THE EXERCISE: In the material below, find every line with "xlabel" and pull it out.

* begin *

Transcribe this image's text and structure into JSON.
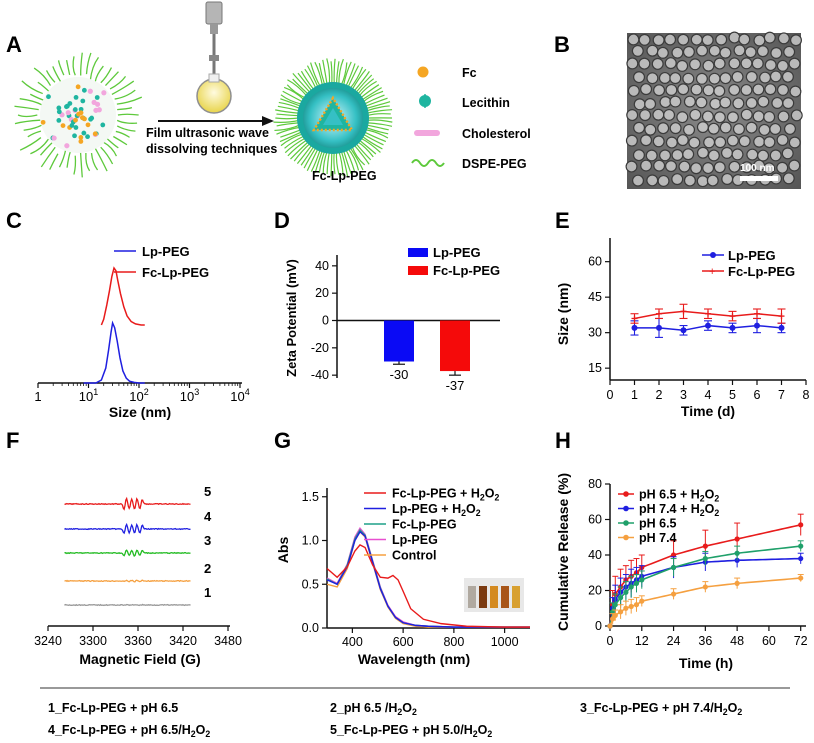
{
  "panel_letters": [
    "A",
    "B",
    "C",
    "D",
    "E",
    "F",
    "G",
    "H"
  ],
  "schematic": {
    "process_line1": "Film ultrasonic wave",
    "process_line2": "dissolving techniques",
    "product_label": "Fc-Lp-PEG",
    "legend": [
      {
        "label": "Fc",
        "icon": "fc-dot-icon",
        "color": "#f5a623"
      },
      {
        "label": "Lecithin",
        "icon": "lecithin-icon",
        "color": "#1fb5a0"
      },
      {
        "label": "Cholesterol",
        "icon": "cholesterol-icon",
        "color": "#f2a6dd"
      },
      {
        "label": "DSPE-PEG",
        "icon": "peg-chain-icon",
        "color": "#5ec93c"
      }
    ]
  },
  "tem": {
    "scale_bar": "100 nm"
  },
  "chart_data": [
    {
      "panel": "C",
      "type": "line",
      "xlabel": "Size (nm)",
      "x_ticks": [
        {
          "v": 1,
          "b": "1",
          "e": ""
        },
        {
          "v": 10,
          "b": "10",
          "e": "1"
        },
        {
          "v": 100,
          "b": "10",
          "e": "2"
        },
        {
          "v": 1000,
          "b": "10",
          "e": "3"
        },
        {
          "v": 10000,
          "b": "10",
          "e": "4"
        }
      ],
      "x_scale": "log",
      "series": [
        {
          "name": "Lp-PEG",
          "color": "#1f1fe0",
          "x": [
            8,
            14,
            18,
            22,
            25,
            28,
            30,
            33,
            37,
            42,
            48,
            56,
            65,
            80,
            100,
            130
          ],
          "y": [
            0.0,
            0.0,
            0.05,
            0.25,
            0.55,
            0.85,
            1.0,
            0.92,
            0.7,
            0.42,
            0.2,
            0.08,
            0.03,
            0.01,
            0.0,
            0.0
          ]
        },
        {
          "name": "Fc-Lp-PEG",
          "color": "#e81b1b",
          "x": [
            18,
            20,
            23,
            26,
            29,
            32,
            35,
            38,
            43,
            50,
            58,
            70,
            85,
            110,
            130
          ],
          "y": [
            0.0,
            0.1,
            0.35,
            0.6,
            0.85,
            1.0,
            0.95,
            0.78,
            0.55,
            0.32,
            0.16,
            0.06,
            0.02,
            0.0,
            0.0
          ]
        }
      ]
    },
    {
      "panel": "D",
      "type": "bar",
      "ylabel": "Zeta Potential (mV)",
      "ylim": [
        -45,
        45
      ],
      "y_ticks": [
        -40,
        -20,
        0,
        20,
        40
      ],
      "series": [
        {
          "name": "Lp-PEG",
          "color": "#0a0af5",
          "value": -30,
          "error": 2,
          "label": "-30"
        },
        {
          "name": "Fc-Lp-PEG",
          "color": "#f50a0a",
          "value": -37,
          "error": 3,
          "label": "-37"
        }
      ]
    },
    {
      "panel": "E",
      "type": "line",
      "xlabel": "Time (d)",
      "ylabel": "Size (nm)",
      "xlim": [
        0,
        8
      ],
      "ylim": [
        10,
        70
      ],
      "x_ticks": [
        0,
        1,
        2,
        3,
        4,
        5,
        6,
        7,
        8
      ],
      "y_ticks": [
        15,
        30,
        45,
        60
      ],
      "series": [
        {
          "name": "Lp-PEG",
          "color": "#1f1fe0",
          "x": [
            1,
            2,
            3,
            4,
            5,
            6,
            7
          ],
          "y": [
            32,
            32,
            31,
            33,
            32,
            33,
            32
          ],
          "err": [
            3,
            4,
            2,
            2,
            2,
            3,
            2
          ]
        },
        {
          "name": "Fc-Lp-PEG",
          "color": "#e81b1b",
          "x": [
            1,
            2,
            3,
            4,
            5,
            6,
            7
          ],
          "y": [
            36,
            38,
            39,
            38,
            37,
            38,
            37
          ],
          "err": [
            2,
            2,
            3,
            2,
            2,
            2,
            3
          ]
        }
      ]
    },
    {
      "panel": "F",
      "type": "line",
      "xlabel": "Magnetic Field (G)",
      "xlim": [
        3240,
        3480
      ],
      "x_ticks": [
        3240,
        3300,
        3360,
        3420,
        3480
      ],
      "series": [
        {
          "name": "5",
          "color": "#e81b1b",
          "offset": 5,
          "amp": 1.0
        },
        {
          "name": "4",
          "color": "#1f1fe0",
          "offset": 4,
          "amp": 0.8
        },
        {
          "name": "3",
          "color": "#22bb22",
          "offset": 3,
          "amp": 0.55
        },
        {
          "name": "2",
          "color": "#f5a040",
          "offset": 2,
          "amp": 0.12
        },
        {
          "name": "1",
          "color": "#999999",
          "offset": 1,
          "amp": 0.04
        }
      ],
      "peaks": [
        3343,
        3350,
        3357,
        3364
      ]
    },
    {
      "panel": "G",
      "type": "line",
      "xlabel": "Wavelength (nm)",
      "ylabel": "Abs",
      "xlim": [
        300,
        1100
      ],
      "ylim": [
        0,
        1.6
      ],
      "x_ticks": [
        400,
        600,
        800,
        1000
      ],
      "y_ticks": [
        0.0,
        0.5,
        1.0,
        1.5
      ],
      "series": [
        {
          "name": "Fc-Lp-PEG + H2O2",
          "base": "Fc-Lp-PEG + H",
          "sub": "2",
          "mid": "O",
          "sub2": "2",
          "color": "#e81b1b",
          "x": [
            300,
            340,
            380,
            410,
            430,
            450,
            480,
            510,
            540,
            560,
            580,
            600,
            630,
            680,
            750,
            850,
            1000,
            1100
          ],
          "y": [
            0.68,
            0.58,
            0.7,
            0.88,
            0.95,
            0.92,
            0.72,
            0.58,
            0.57,
            0.6,
            0.55,
            0.42,
            0.22,
            0.1,
            0.05,
            0.02,
            0.01,
            0.01
          ]
        },
        {
          "name": "Lp-PEG + H2O2",
          "base": "Lp-PEG + H",
          "sub": "2",
          "mid": "O",
          "sub2": "2",
          "color": "#1f1fe0",
          "x": [
            300,
            340,
            380,
            410,
            430,
            450,
            480,
            510,
            540,
            570,
            600,
            650,
            700,
            800,
            1000,
            1100
          ],
          "y": [
            0.55,
            0.5,
            0.7,
            1.0,
            1.1,
            1.05,
            0.75,
            0.45,
            0.25,
            0.12,
            0.06,
            0.03,
            0.02,
            0.01,
            0.01,
            0.01
          ]
        },
        {
          "name": "Fc-Lp-PEG",
          "color": "#1fa088",
          "x": [
            300,
            340,
            380,
            410,
            430,
            450,
            480,
            510,
            540,
            570,
            600,
            650,
            700,
            800,
            1000,
            1100
          ],
          "y": [
            0.56,
            0.5,
            0.72,
            1.02,
            1.12,
            1.06,
            0.76,
            0.46,
            0.25,
            0.12,
            0.06,
            0.03,
            0.02,
            0.01,
            0.01,
            0.01
          ]
        },
        {
          "name": "Lp-PEG",
          "color": "#e84fd0",
          "x": [
            300,
            340,
            380,
            410,
            430,
            450,
            480,
            510,
            540,
            570,
            600,
            650,
            700,
            800,
            1000,
            1100
          ],
          "y": [
            0.57,
            0.51,
            0.73,
            1.04,
            1.14,
            1.07,
            0.77,
            0.47,
            0.26,
            0.13,
            0.07,
            0.03,
            0.02,
            0.01,
            0.01,
            0.01
          ]
        },
        {
          "name": "Control",
          "color": "#f5a040",
          "x": [
            300,
            340,
            380,
            410,
            430,
            450,
            480,
            510,
            540,
            570,
            600,
            650,
            700,
            800,
            1000,
            1100
          ],
          "y": [
            0.5,
            0.47,
            0.68,
            1.0,
            1.1,
            1.04,
            0.74,
            0.44,
            0.24,
            0.11,
            0.05,
            0.02,
            0.01,
            0.01,
            0.01,
            0.01
          ]
        }
      ]
    },
    {
      "panel": "H",
      "type": "line",
      "xlabel": "Time (h)",
      "ylabel": "Cumulative Release (%)",
      "xlim": [
        0,
        74
      ],
      "ylim": [
        0,
        80
      ],
      "x_ticks": [
        0,
        12,
        24,
        36,
        48,
        60,
        72
      ],
      "y_ticks": [
        0,
        20,
        40,
        60,
        80
      ],
      "series": [
        {
          "name": "pH 6.5 + H2O2",
          "base": "pH 6.5 + H",
          "sub": "2",
          "mid": "O",
          "sub2": "2",
          "color": "#e81b1b",
          "x": [
            0,
            1,
            2,
            4,
            6,
            8,
            10,
            12,
            24,
            36,
            48,
            72
          ],
          "y": [
            0,
            12,
            18,
            22,
            26,
            28,
            30,
            33,
            40,
            45,
            49,
            57
          ],
          "err": [
            0,
            8,
            10,
            10,
            8,
            9,
            8,
            7,
            8,
            9,
            9,
            6
          ]
        },
        {
          "name": "pH 7.4 + H2O2",
          "base": "pH 7.4 + H",
          "sub": "2",
          "mid": "O",
          "sub2": "2",
          "color": "#1f1fe0",
          "x": [
            0,
            1,
            2,
            4,
            6,
            8,
            10,
            12,
            24,
            36,
            48,
            72
          ],
          "y": [
            0,
            10,
            15,
            19,
            22,
            24,
            26,
            28,
            33,
            36,
            37,
            38
          ],
          "err": [
            0,
            6,
            8,
            8,
            7,
            8,
            7,
            6,
            6,
            5,
            4,
            3
          ]
        },
        {
          "name": "pH 6.5",
          "color": "#1fa06a",
          "x": [
            0,
            1,
            2,
            4,
            6,
            8,
            10,
            12,
            24,
            36,
            48,
            72
          ],
          "y": [
            0,
            8,
            12,
            16,
            19,
            22,
            24,
            26,
            33,
            38,
            41,
            45
          ],
          "err": [
            0,
            5,
            6,
            6,
            6,
            6,
            5,
            5,
            5,
            4,
            4,
            3
          ]
        },
        {
          "name": "pH 7.4",
          "color": "#f5a040",
          "x": [
            0,
            1,
            2,
            4,
            6,
            8,
            10,
            12,
            24,
            36,
            48,
            72
          ],
          "y": [
            0,
            4,
            6,
            8,
            10,
            11,
            12,
            14,
            18,
            22,
            24,
            27
          ],
          "err": [
            0,
            3,
            3,
            4,
            4,
            4,
            4,
            3,
            3,
            3,
            3,
            2
          ]
        }
      ]
    }
  ],
  "footer_legend": [
    {
      "text": "1_Fc-Lp-PEG + pH 6.5"
    },
    {
      "text": "2_pH 6.5 /H",
      "sub": "2",
      "mid": "O",
      "sub2": "2"
    },
    {
      "text": "3_Fc-Lp-PEG + pH 7.4/H",
      "sub": "2",
      "mid": "O",
      "sub2": "2"
    },
    {
      "text": "4_Fc-Lp-PEG + pH 6.5/H",
      "sub": "2",
      "mid": "O",
      "sub2": "2"
    },
    {
      "text": "5_Fc-Lp-PEG + pH 5.0/H",
      "sub": "2",
      "mid": "O",
      "sub2": "2"
    }
  ]
}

* end *

ANSWER TO THIS EXERCISE:
      "xlabel": "Size (nm)",
      "xlabel": "Time (d)",
      "xlabel": "Magnetic Field (G)",
      "xlabel": "Wavelength (nm)",
      "xlabel": "Time (h)",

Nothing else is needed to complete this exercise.